[Source data]
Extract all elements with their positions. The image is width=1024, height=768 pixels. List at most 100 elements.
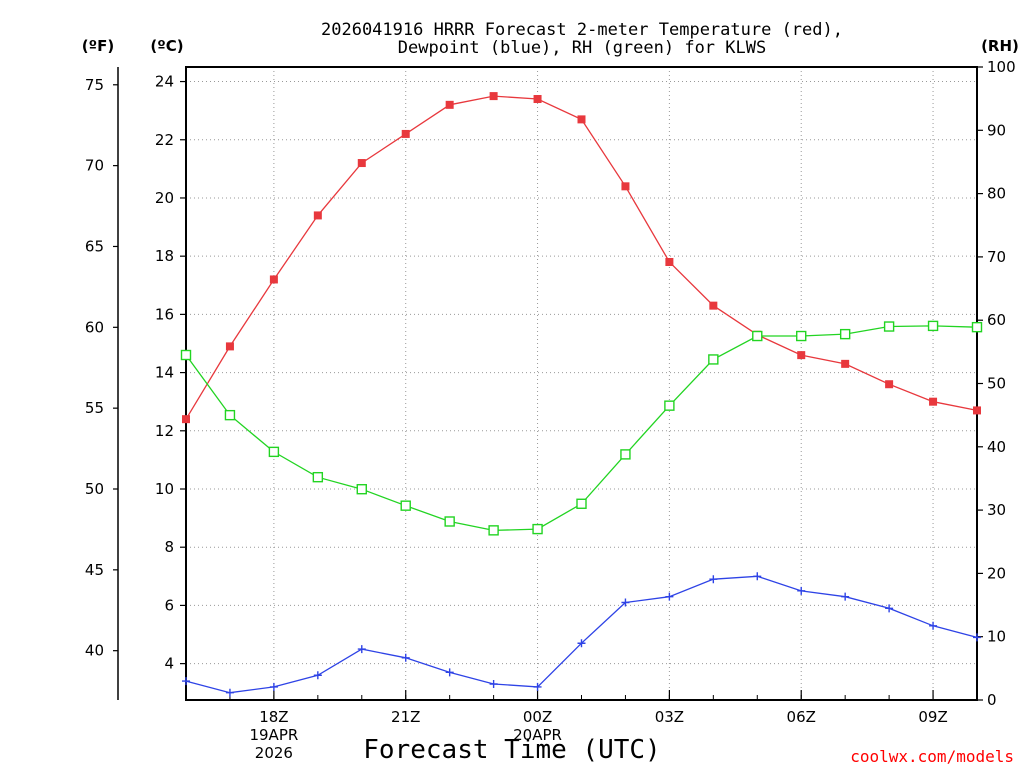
data-point [839,328,851,340]
data-point [664,400,675,411]
c-tick-label: 14 [155,364,174,382]
rh-tick-label: 80 [987,185,1006,203]
f-tick-label: 40 [85,642,104,660]
data-point [621,182,630,191]
celsius-axis-unit: (ºC) [150,37,183,55]
data-point [797,351,806,360]
data-point [753,572,762,581]
data-point [841,592,850,601]
f-tick-label: 60 [85,318,104,336]
data-point [796,330,807,342]
c-tick-label: 12 [155,422,174,440]
data-point [401,129,410,138]
x-tick-label: 20APR [513,726,562,744]
f-tick-label: 50 [85,480,104,498]
data-point [797,586,806,595]
data-point [885,604,894,613]
data-point [313,211,322,220]
rh-tick-label: 0 [987,691,997,709]
x-tick-label: 00Z [523,708,552,726]
x-tick-label: 21Z [391,708,420,726]
data-point [841,359,850,368]
chart-title-line2: Dewpoint (blue), RH (green) for KLWS [398,38,766,58]
data-point [665,592,674,601]
data-point [973,633,981,642]
c-tick-label: 24 [155,73,174,91]
c-tick-label: 22 [155,131,174,149]
rh-tick-label: 40 [987,438,1006,456]
data-point [752,330,763,342]
fahrenheit-axis: 40 45 50 55 60 65 70 75 [85,76,118,660]
c-tick-label: 4 [164,655,174,673]
c-tick-label: 6 [164,596,174,614]
rh-tick-label: 60 [987,311,1006,329]
data-point [182,677,190,686]
data-point [577,115,586,124]
credit-text: coolwx.com/models [850,747,1014,766]
series-line [185,95,978,420]
data-point [973,406,981,415]
rh-tick-label: 20 [987,564,1006,582]
x-tick-label: 06Z [787,708,816,726]
data-point [225,342,234,351]
x-tick-label: 18Z [259,708,288,726]
data-point [444,516,455,527]
rh-tick-label: 90 [987,121,1006,139]
data-point [929,397,938,406]
data-point [927,320,939,332]
f-tick-label: 45 [85,561,104,579]
rh-tick-label: 10 [987,628,1006,646]
data-point [401,653,410,662]
c-tick-label: 16 [155,305,174,323]
f-tick-label: 70 [85,157,104,175]
f-tick-label: 55 [85,399,104,417]
series-rh [180,320,983,536]
data-point [883,321,895,332]
f-tick-label: 65 [85,237,104,255]
rh-axis-unit: (RH) [981,37,1019,55]
fahrenheit-axis-unit: (ºF) [82,37,114,55]
series-line [185,575,978,694]
data-point [312,471,324,483]
data-point [488,525,499,536]
data-point [357,645,366,654]
data-point [489,92,498,101]
x-tick-label: 03Z [655,708,684,726]
c-tick-label: 10 [155,480,174,498]
data-point [929,621,938,630]
x-axis-label: Forecast Time (UTC) [363,735,660,765]
data-point [620,449,631,460]
data-point [356,484,367,495]
data-point [621,598,630,607]
data-point [357,159,366,168]
rh-tick-label: 50 [987,375,1006,393]
data-point [269,682,278,691]
x-tick-label: 09Z [918,708,947,726]
f-tick-label: 75 [85,76,104,94]
data-point [489,679,498,688]
data-point [180,349,192,361]
series-layer [180,92,983,697]
data-point [225,688,234,697]
data-point [445,668,454,677]
data-point [533,95,542,104]
series-dewpoint [182,572,981,697]
data-point [268,446,280,458]
rh-tick-label: 100 [987,58,1016,76]
data-point [971,321,983,333]
data-point [533,682,542,691]
data-point [577,639,586,648]
data-point [532,523,543,535]
data-point [445,100,454,109]
c-tick-label: 18 [155,247,174,265]
data-point [313,671,322,680]
grid-lines [186,67,977,700]
data-point [400,500,411,511]
data-point [708,354,719,365]
rh-axis: 0 10 20 30 40 50 60 70 80 90 100 [977,58,1016,709]
rh-tick-label: 30 [987,501,1006,519]
data-point [885,380,894,389]
x-tick-label: 2026 [255,744,293,762]
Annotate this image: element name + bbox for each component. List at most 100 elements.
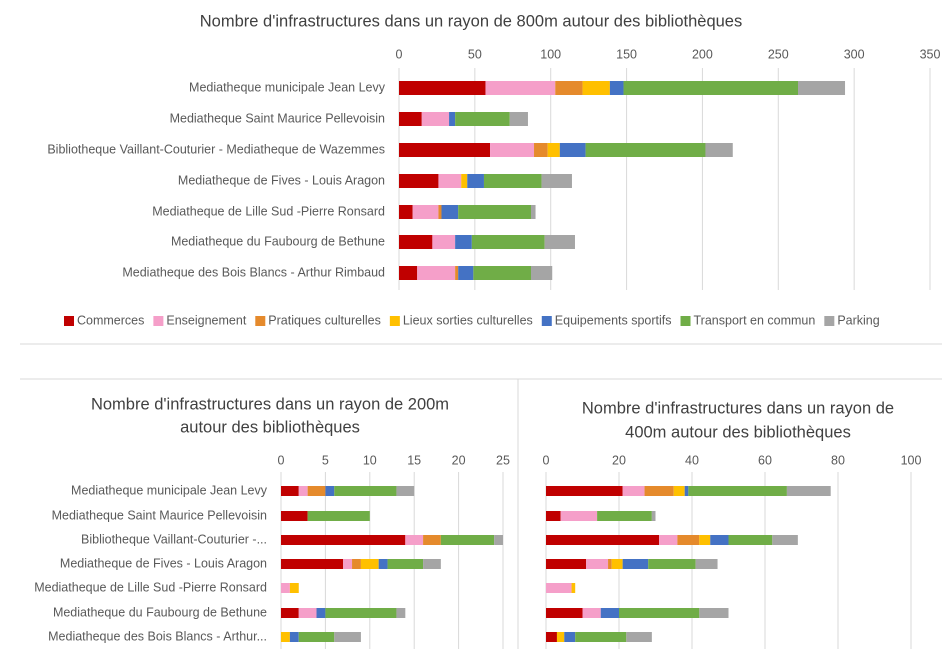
legend-label: Lieux sorties culturelles — [403, 313, 533, 327]
x-tick-label: 150 — [616, 47, 637, 61]
bar-segment — [547, 143, 560, 157]
bar-segment — [546, 535, 660, 545]
x-tick-label: 0 — [278, 453, 285, 467]
legend-label: Pratiques culturelles — [268, 313, 381, 327]
chart-title: autour des bibliothèques — [180, 418, 360, 436]
bar-segment — [399, 81, 486, 95]
category-label: Mediatheque municipale Jean Levy — [189, 80, 386, 94]
bar-segment — [334, 632, 361, 642]
bar-segment — [544, 235, 575, 249]
bar-segment — [378, 559, 388, 569]
bar-segment — [396, 608, 406, 618]
legend-label: Enseignement — [166, 313, 246, 327]
bar-segment — [316, 608, 326, 618]
bar-segment — [281, 608, 299, 618]
x-tick-label: 50 — [468, 47, 482, 61]
bar-segment — [307, 511, 370, 521]
category-label: Mediatheque municipale Jean Levy — [71, 483, 268, 497]
bar-segment — [582, 81, 610, 95]
bar-segment — [509, 112, 528, 126]
category-label: Bibliotheque Vaillant-Couturier - Mediat… — [47, 142, 385, 156]
bar-segment — [417, 266, 456, 280]
x-tick-label: 25 — [496, 453, 510, 467]
bar-segment — [786, 486, 831, 496]
bar-segment — [673, 486, 685, 496]
x-tick-label: 40 — [685, 453, 699, 467]
bar-segment — [530, 266, 553, 280]
x-tick-label: 80 — [831, 453, 845, 467]
x-tick-label: 0 — [396, 47, 403, 61]
bar-segment — [530, 205, 536, 219]
bar-segment — [695, 559, 718, 569]
bar-segment — [494, 535, 503, 545]
legend-swatch — [153, 316, 164, 326]
bar-segment — [396, 486, 415, 496]
chart-title: Nombre d'infrastructures dans un rayon d… — [91, 395, 449, 413]
bar-segment — [399, 143, 491, 157]
bar-segment — [352, 559, 361, 569]
bar-segment — [281, 511, 308, 521]
bar-segment — [438, 205, 442, 219]
legend-swatch — [824, 316, 835, 326]
bar-segment — [440, 535, 495, 545]
bar-segment — [597, 511, 652, 521]
bar-segment — [659, 535, 678, 545]
bar-segment — [423, 535, 441, 545]
x-tick-label: 200 — [692, 47, 713, 61]
bar-segment — [560, 511, 598, 521]
bar-segment — [623, 81, 799, 95]
bar-segment — [485, 81, 556, 95]
category-label: Mediatheque de Lille Sud -Pierre Ronsard — [152, 204, 385, 218]
bar-segment — [281, 486, 299, 496]
bar-segment — [648, 559, 696, 569]
x-tick-label: 5 — [322, 453, 329, 467]
legend-swatch — [541, 316, 552, 326]
category-label: Bibliotheque Vaillant-Couturier -... — [81, 532, 267, 546]
category-label: Mediatheque du Faubourg de Bethune — [53, 605, 267, 619]
legend-swatch — [680, 316, 691, 326]
bar-segment — [688, 486, 787, 496]
bar-segment — [541, 174, 572, 188]
bar-segment — [325, 486, 335, 496]
chart-title: Nombre d'infrastructures dans un rayon d… — [200, 12, 742, 30]
bar-segment — [360, 559, 379, 569]
bar-segment — [626, 632, 652, 642]
bar-segment — [651, 511, 656, 521]
bar-segment — [412, 205, 439, 219]
bar-segment — [281, 559, 344, 569]
legend-label: Parking — [837, 313, 879, 327]
bar-segment — [325, 608, 397, 618]
x-tick-label: 100 — [540, 47, 561, 61]
bar-segment — [387, 559, 424, 569]
category-label: Mediatheque des Bois Blancs - Arthur... — [48, 629, 267, 643]
bar-segment — [534, 143, 548, 157]
bar-segment — [582, 608, 601, 618]
bar-segment — [555, 81, 583, 95]
bar-segment — [399, 205, 413, 219]
bar-segment — [546, 511, 561, 521]
legend-swatch — [255, 316, 266, 326]
bar-segment — [684, 486, 689, 496]
bar-segment — [423, 559, 441, 569]
bar-segment — [564, 632, 576, 642]
bar-segment — [571, 583, 576, 593]
bar-segment — [471, 235, 545, 249]
bar-segment — [586, 559, 609, 569]
bar-segment — [298, 486, 308, 496]
bar-segment — [622, 559, 649, 569]
bar-segment — [622, 486, 645, 496]
bar-segment — [546, 486, 623, 496]
bar-segment — [705, 143, 733, 157]
bar-segment — [473, 266, 531, 280]
bar-segment — [399, 266, 418, 280]
bar-segment — [441, 205, 459, 219]
bar-segment — [546, 632, 557, 642]
x-tick-label: 20 — [612, 453, 626, 467]
category-label: Mediatheque du Faubourg de Bethune — [171, 234, 385, 248]
bar-segment — [399, 174, 439, 188]
bar-segment — [343, 559, 353, 569]
legend-label: Transport en commun — [694, 313, 816, 327]
chart-title: 400m autour des bibliothèques — [625, 423, 851, 441]
category-label: Mediatheque Saint Maurice Pellevoisin — [52, 508, 267, 522]
bar-segment — [611, 559, 623, 569]
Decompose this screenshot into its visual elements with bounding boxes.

◆ Exercise brief ◆
Copy word for word the lines of the source data from the one with "legend-label: Lieux sorties" up to and including the one with "legend-label: Pratiques culturelles".

◆ Answer below ◆
legend-label: Lieux sorties culturelles — [403, 313, 533, 327]
x-tick-label: 150 — [616, 47, 637, 61]
bar-segment — [547, 143, 560, 157]
bar-segment — [546, 535, 660, 545]
x-tick-label: 0 — [278, 453, 285, 467]
legend-label: Pratiques culturelles — [268, 313, 381, 327]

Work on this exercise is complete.